__What you are asked to do__. How many lines in these records hold the string "Densidad"? Reply with the number alone.

(Figure record listings)
'''
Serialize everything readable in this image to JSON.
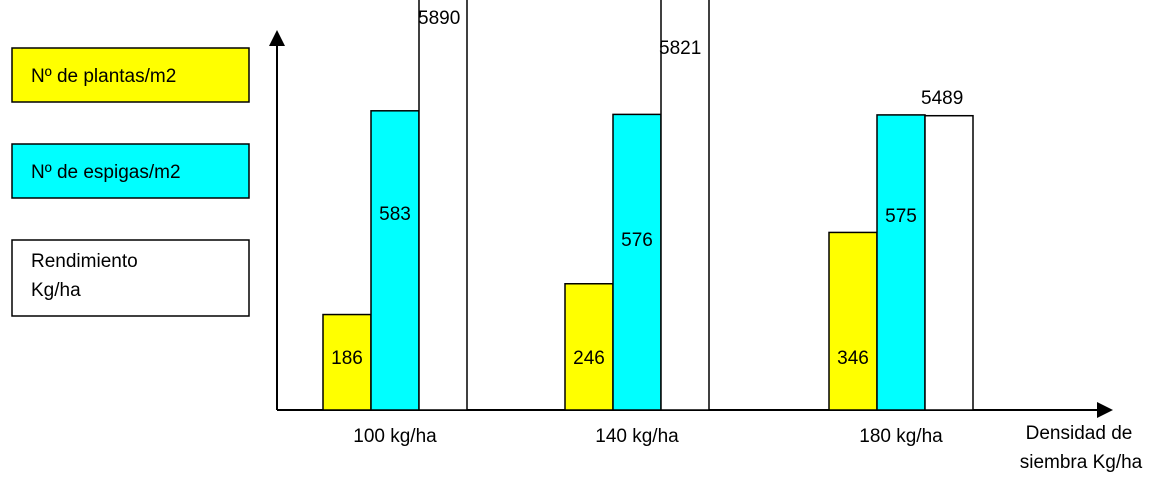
{
  "chart_data": {
    "type": "bar",
    "categories": [
      "100 kg/ha",
      "140 kg/ha",
      "180 kg/ha"
    ],
    "series": [
      {
        "name": "Nº de plantas/m2",
        "values": [
          186,
          246,
          346
        ],
        "labels": [
          "186",
          "246",
          "346"
        ],
        "color": "#ffff00",
        "label_position": "inside"
      },
      {
        "name": "Nº de espigas/m2",
        "values": [
          583,
          576,
          575
        ],
        "labels": [
          "583",
          "576",
          "575"
        ],
        "color": "#00ffff",
        "label_position": "inside"
      },
      {
        "name": "Rendimiento Kg/ha",
        "name_lines": [
          "Rendimiento",
          "Kg/ha"
        ],
        "values": [
          5890,
          5821,
          5489
        ],
        "labels": [
          "5890",
          "5821",
          "5489"
        ],
        "color": "#ffffff",
        "label_position": "above"
      }
    ],
    "xlabel": "Densidad de siembra Kg/ha",
    "xlabel_lines": [
      "Densidad de",
      "siembra Kg/ha"
    ],
    "ylabel": "",
    "legend_position": "left",
    "grid": false,
    "axis_color": "#000000"
  }
}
'''
__Response for this exercise__. 2